— BEGIN Given information —

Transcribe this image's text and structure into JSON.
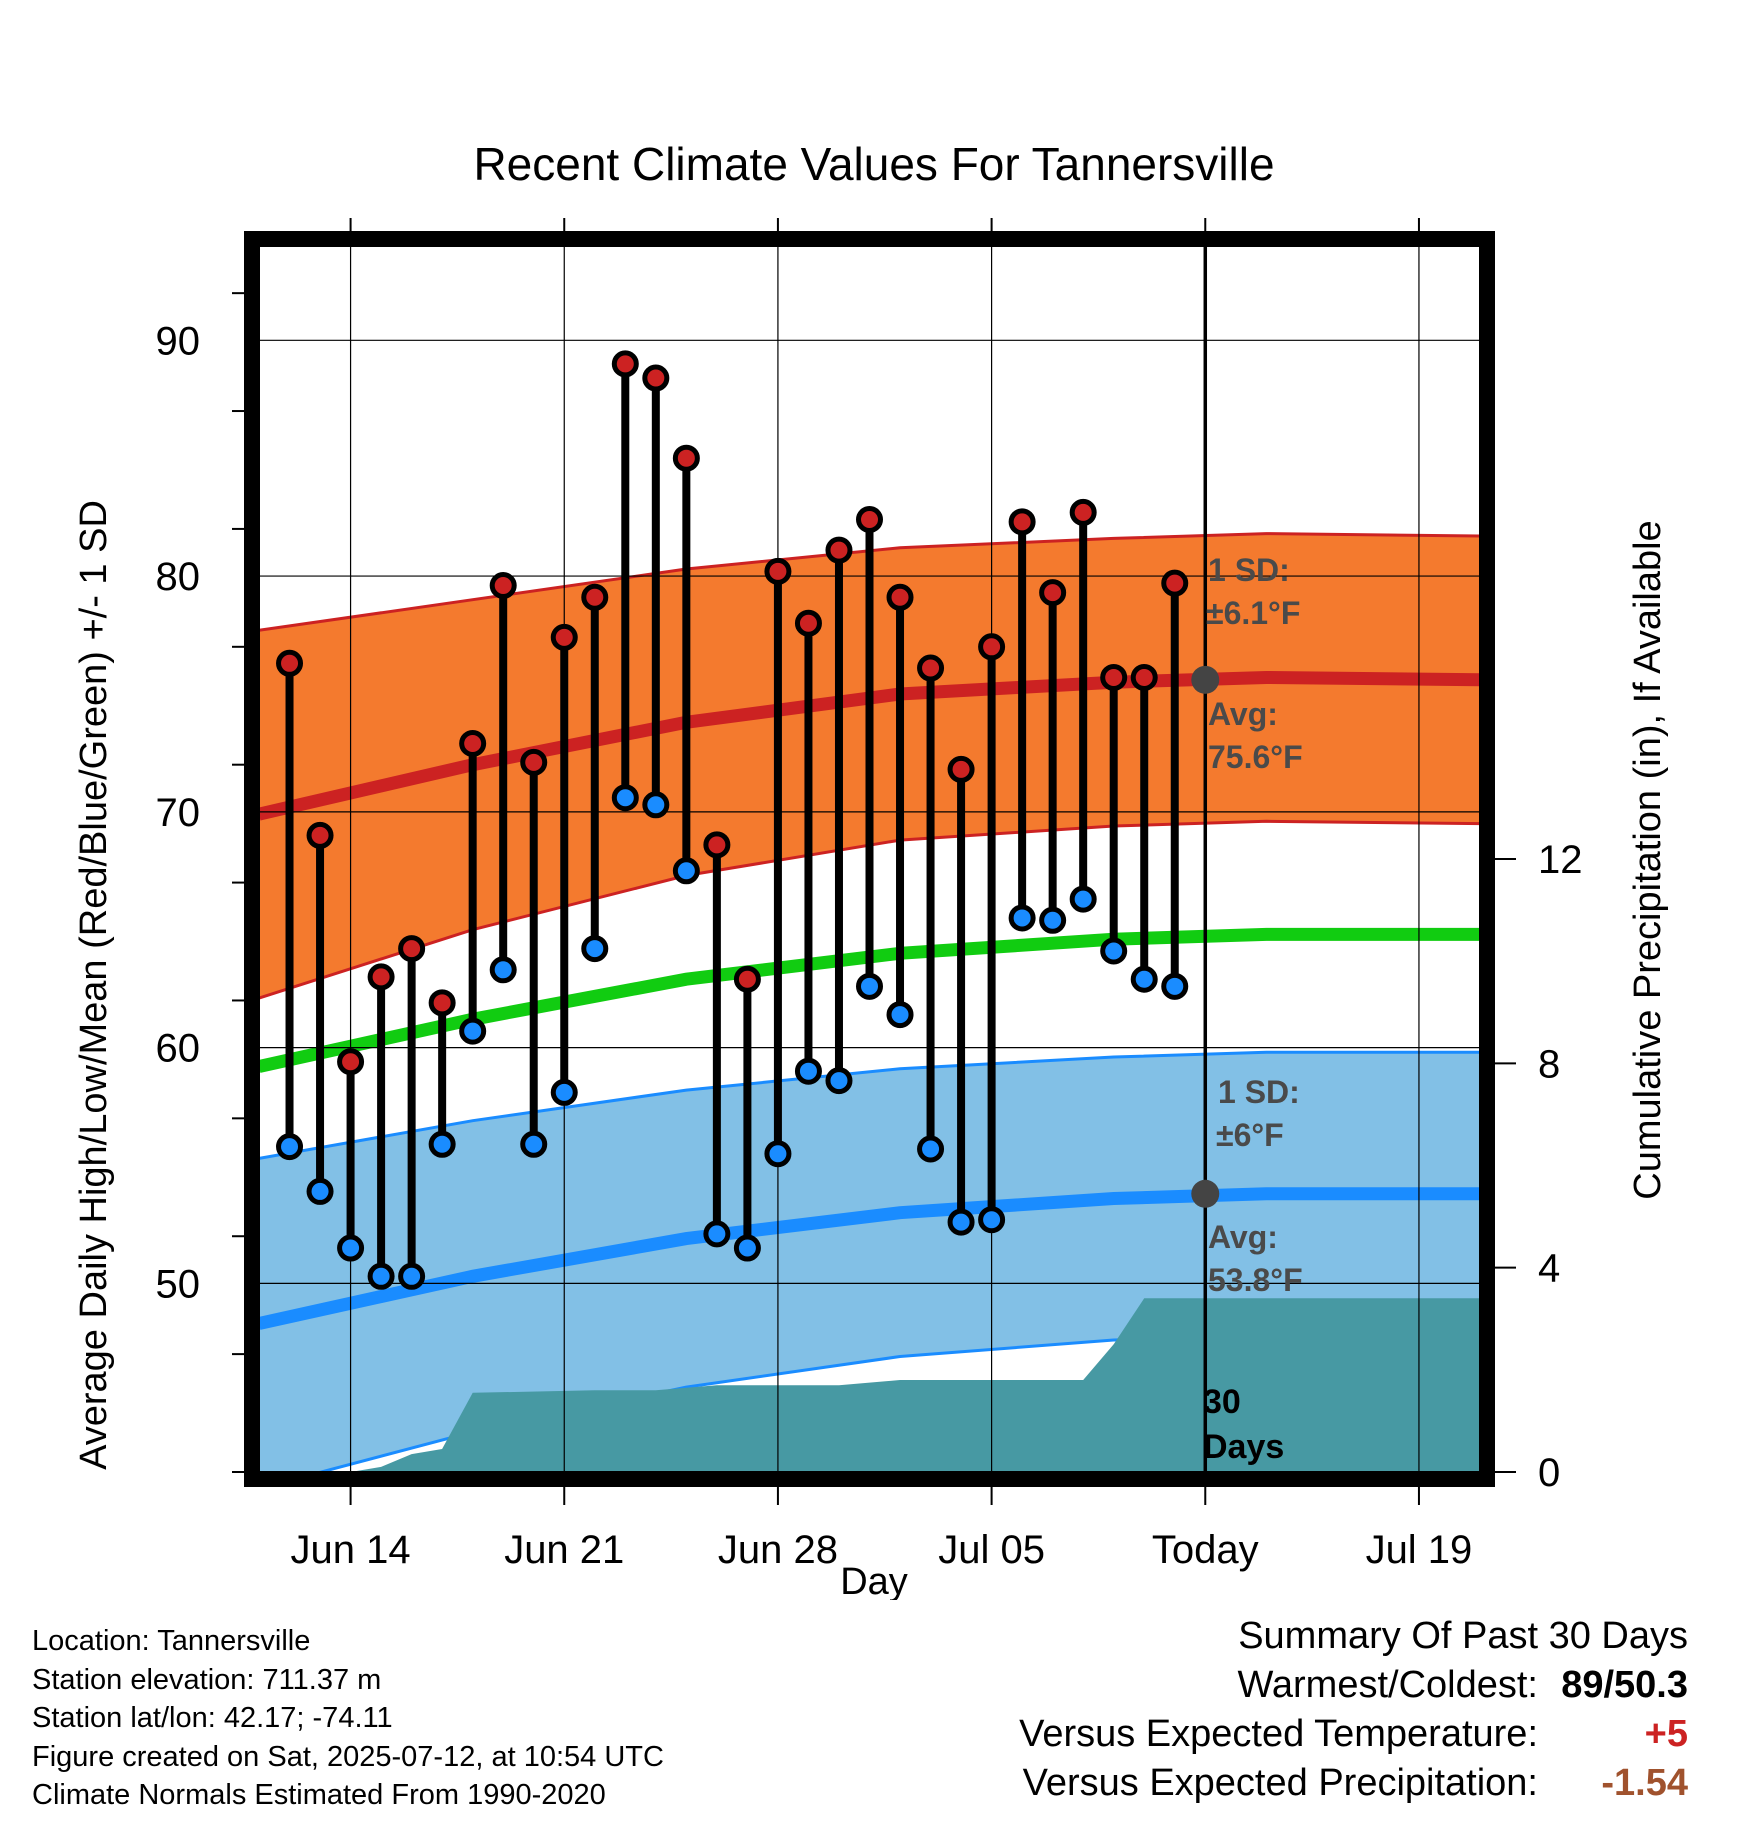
{
  "chart_data": {
    "type": "line",
    "title": "Recent Climate Values For Tannersville",
    "xlabel": "Day",
    "ylabel": "Average Daily High/Low/Mean (Red/Blue/Green) +/- 1 SD",
    "y2label": "Cumulative Precipitation (in), If Available",
    "x_range": [
      "2025-06-11",
      "2025-07-21"
    ],
    "ylim": [
      42,
      94
    ],
    "y_ticks": [
      50,
      60,
      70,
      80,
      90
    ],
    "y2lim": [
      0,
      24
    ],
    "y2_ticks": [
      0,
      4,
      8,
      12
    ],
    "x_ticks": [
      {
        "date": "2025-06-14",
        "label": "Jun 14"
      },
      {
        "date": "2025-06-21",
        "label": "Jun 21"
      },
      {
        "date": "2025-06-28",
        "label": "Jun 28"
      },
      {
        "date": "2025-07-05",
        "label": "Jul 05"
      },
      {
        "date": "2025-07-12",
        "label": "Today"
      },
      {
        "date": "2025-07-19",
        "label": "Jul 19"
      }
    ],
    "grid": true,
    "colors": {
      "high_band": "#f47a2e",
      "high_line": "#cc2222",
      "low_band": "#82c0e6",
      "low_line": "#1a8cff",
      "mean_line": "#11cc11",
      "precip": "#4799a3",
      "high_marker": "#cc2222",
      "low_marker": "#1a8cff",
      "today_marker": "#444444"
    },
    "normals": {
      "dates": [
        "2025-06-11",
        "2025-06-18",
        "2025-06-25",
        "2025-07-02",
        "2025-07-09",
        "2025-07-14",
        "2025-07-21"
      ],
      "high_avg": [
        69.9,
        72.0,
        73.8,
        75.0,
        75.5,
        75.7,
        75.6
      ],
      "high_sd": [
        7.8,
        7.0,
        6.5,
        6.2,
        6.1,
        6.1,
        6.1
      ],
      "low_avg": [
        48.3,
        50.3,
        51.9,
        53.0,
        53.6,
        53.8,
        53.8
      ],
      "low_sd": [
        7.0,
        6.6,
        6.3,
        6.1,
        6.0,
        6.0,
        6.0
      ],
      "mean_avg": [
        59.2,
        61.2,
        62.9,
        64.0,
        64.6,
        64.8,
        64.8
      ]
    },
    "daily": {
      "dates": [
        "2025-06-12",
        "2025-06-13",
        "2025-06-14",
        "2025-06-15",
        "2025-06-16",
        "2025-06-17",
        "2025-06-18",
        "2025-06-19",
        "2025-06-20",
        "2025-06-21",
        "2025-06-22",
        "2025-06-23",
        "2025-06-24",
        "2025-06-25",
        "2025-06-26",
        "2025-06-27",
        "2025-06-28",
        "2025-06-29",
        "2025-06-30",
        "2025-07-01",
        "2025-07-02",
        "2025-07-03",
        "2025-07-04",
        "2025-07-05",
        "2025-07-06",
        "2025-07-07",
        "2025-07-08",
        "2025-07-09",
        "2025-07-10",
        "2025-07-11"
      ],
      "high": [
        76.3,
        69.0,
        59.4,
        63.0,
        64.2,
        61.9,
        72.9,
        79.6,
        72.1,
        77.4,
        79.1,
        89.0,
        88.4,
        85.0,
        68.6,
        62.9,
        80.2,
        78.0,
        81.1,
        82.4,
        79.1,
        76.1,
        71.8,
        77.0,
        82.3,
        79.3,
        82.7,
        75.7,
        75.7,
        79.7
      ],
      "low": [
        55.8,
        53.9,
        51.5,
        50.3,
        50.3,
        55.9,
        60.7,
        63.3,
        55.9,
        58.1,
        64.2,
        70.6,
        70.3,
        67.5,
        52.1,
        51.5,
        55.5,
        59.0,
        58.6,
        62.6,
        61.4,
        55.7,
        52.6,
        52.7,
        65.5,
        65.4,
        66.3,
        64.1,
        62.9,
        62.6
      ]
    },
    "precip_cumulative": {
      "dates": [
        "2025-06-11",
        "2025-06-14",
        "2025-06-15",
        "2025-06-16",
        "2025-06-17",
        "2025-06-18",
        "2025-06-22",
        "2025-06-24",
        "2025-06-25",
        "2025-06-26",
        "2025-06-30",
        "2025-07-01",
        "2025-07-02",
        "2025-07-08",
        "2025-07-09",
        "2025-07-10",
        "2025-07-21"
      ],
      "values": [
        0.0,
        0.0,
        0.1,
        0.35,
        0.45,
        1.55,
        1.6,
        1.6,
        1.65,
        1.7,
        1.7,
        1.75,
        1.8,
        1.8,
        2.5,
        3.4,
        3.4
      ]
    },
    "today": {
      "date": "2025-07-12",
      "high_avg": 75.6,
      "low_avg": 53.8
    }
  },
  "annotations": {
    "high_sd_label": "1 SD:",
    "high_sd_value": "±6.1°F",
    "high_avg_label": "Avg:",
    "high_avg_value": "75.6°F",
    "low_sd_label": "1 SD:",
    "low_sd_value": "±6°F",
    "low_avg_label": "Avg:",
    "low_avg_value": "53.8°F",
    "period_num": "30",
    "period_unit": "Days"
  },
  "footer": {
    "location": "Location: Tannersville",
    "elevation": "Station elevation: 711.37 m",
    "latlon": "Station lat/lon: 42.17; -74.11",
    "created": "Figure created on Sat, 2025-07-12, at 10:54 UTC",
    "normals": "Climate Normals Estimated From 1990-2020"
  },
  "summary": {
    "heading": "Summary Of Past 30 Days",
    "warmest_coldest_label": "Warmest/Coldest:",
    "warmest_coldest_value": "89/50.3",
    "temp_label": "Versus Expected Temperature:",
    "temp_value": "+5",
    "temp_color": "#cc2222",
    "precip_label": "Versus Expected Precipitation:",
    "precip_value": "-1.54",
    "precip_color": "#a0522d"
  }
}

— END Given information —

» Work to be completed: Gather up the lines that contain the word "Days".

» Task answer:
    "period_unit": "Days"
    "heading": "Summary Of Past 30 Days",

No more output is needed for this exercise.